§ **PROBLEM DETAILS**: Copy out all the records exactly.

§ **LISTING**:

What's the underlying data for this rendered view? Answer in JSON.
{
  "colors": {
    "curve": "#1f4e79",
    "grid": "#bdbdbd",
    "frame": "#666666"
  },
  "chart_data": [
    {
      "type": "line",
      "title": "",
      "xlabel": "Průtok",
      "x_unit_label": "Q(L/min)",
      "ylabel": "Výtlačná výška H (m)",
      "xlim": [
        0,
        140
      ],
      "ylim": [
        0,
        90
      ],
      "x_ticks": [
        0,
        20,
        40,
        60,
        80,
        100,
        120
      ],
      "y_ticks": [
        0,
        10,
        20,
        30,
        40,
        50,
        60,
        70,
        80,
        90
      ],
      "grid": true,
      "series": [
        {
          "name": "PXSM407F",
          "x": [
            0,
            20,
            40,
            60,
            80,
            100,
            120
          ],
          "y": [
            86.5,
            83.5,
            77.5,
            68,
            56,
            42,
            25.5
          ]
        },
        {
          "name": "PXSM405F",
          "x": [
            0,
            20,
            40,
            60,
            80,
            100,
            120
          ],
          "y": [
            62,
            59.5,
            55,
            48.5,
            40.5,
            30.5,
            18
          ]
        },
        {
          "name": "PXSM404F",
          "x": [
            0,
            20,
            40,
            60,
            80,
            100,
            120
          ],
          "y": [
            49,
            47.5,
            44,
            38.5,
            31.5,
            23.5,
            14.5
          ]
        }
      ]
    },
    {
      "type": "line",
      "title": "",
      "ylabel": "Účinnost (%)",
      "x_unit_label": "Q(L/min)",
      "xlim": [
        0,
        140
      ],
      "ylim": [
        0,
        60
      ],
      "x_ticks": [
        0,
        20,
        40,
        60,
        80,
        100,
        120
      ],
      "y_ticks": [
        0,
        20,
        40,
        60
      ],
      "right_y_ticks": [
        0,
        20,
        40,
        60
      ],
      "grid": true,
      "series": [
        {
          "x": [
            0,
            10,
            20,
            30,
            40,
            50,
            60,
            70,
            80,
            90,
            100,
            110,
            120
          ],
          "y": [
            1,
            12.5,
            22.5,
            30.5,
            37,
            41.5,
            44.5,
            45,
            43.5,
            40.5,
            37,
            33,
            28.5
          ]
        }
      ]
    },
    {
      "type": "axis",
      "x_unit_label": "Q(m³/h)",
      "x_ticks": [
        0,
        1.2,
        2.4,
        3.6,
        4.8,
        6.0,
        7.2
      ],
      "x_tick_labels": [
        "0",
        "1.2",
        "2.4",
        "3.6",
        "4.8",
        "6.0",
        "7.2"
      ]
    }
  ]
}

§ **ANSWER FOR THIS EXERCISE**:
What's the underlying data for this rendered view? Answer in JSON.
{
  "colors": {
    "curve": "#1f4e79",
    "grid": "#bdbdbd",
    "frame": "#666666"
  },
  "chart_data": [
    {
      "type": "line",
      "title": "",
      "xlabel": "Průtok",
      "x_unit_label": "Q(L/min)",
      "ylabel": "Výtlačná výška H (m)",
      "xlim": [
        0,
        140
      ],
      "ylim": [
        0,
        90
      ],
      "x_ticks": [
        0,
        20,
        40,
        60,
        80,
        100,
        120
      ],
      "y_ticks": [
        0,
        10,
        20,
        30,
        40,
        50,
        60,
        70,
        80,
        90
      ],
      "grid": true,
      "series": [
        {
          "name": "PXSM407F",
          "x": [
            0,
            20,
            40,
            60,
            80,
            100,
            120
          ],
          "y": [
            86.5,
            83.5,
            77.5,
            68,
            56,
            42,
            25.5
          ]
        },
        {
          "name": "PXSM405F",
          "x": [
            0,
            20,
            40,
            60,
            80,
            100,
            120
          ],
          "y": [
            62,
            59.5,
            55,
            48.5,
            40.5,
            30.5,
            18
          ]
        },
        {
          "name": "PXSM404F",
          "x": [
            0,
            20,
            40,
            60,
            80,
            100,
            120
          ],
          "y": [
            49,
            47.5,
            44,
            38.5,
            31.5,
            23.5,
            14.5
          ]
        }
      ]
    },
    {
      "type": "line",
      "title": "",
      "ylabel": "Účinnost (%)",
      "x_unit_label": "Q(L/min)",
      "xlim": [
        0,
        140
      ],
      "ylim": [
        0,
        60
      ],
      "x_ticks": [
        0,
        20,
        40,
        60,
        80,
        100,
        120
      ],
      "y_ticks": [
        0,
        20,
        40,
        60
      ],
      "right_y_ticks": [
        0,
        20,
        40,
        60
      ],
      "grid": true,
      "series": [
        {
          "x": [
            0,
            10,
            20,
            30,
            40,
            50,
            60,
            70,
            80,
            90,
            100,
            110,
            120
          ],
          "y": [
            1,
            12.5,
            22.5,
            30.5,
            37,
            41.5,
            44.5,
            45,
            43.5,
            40.5,
            37,
            33,
            28.5
          ]
        }
      ]
    },
    {
      "type": "axis",
      "x_unit_label": "Q(m³/h)",
      "x_ticks": [
        0,
        1.2,
        2.4,
        3.6,
        4.8,
        6.0,
        7.2
      ],
      "x_tick_labels": [
        "0",
        "1.2",
        "2.4",
        "3.6",
        "4.8",
        "6.0",
        "7.2"
      ]
    }
  ]
}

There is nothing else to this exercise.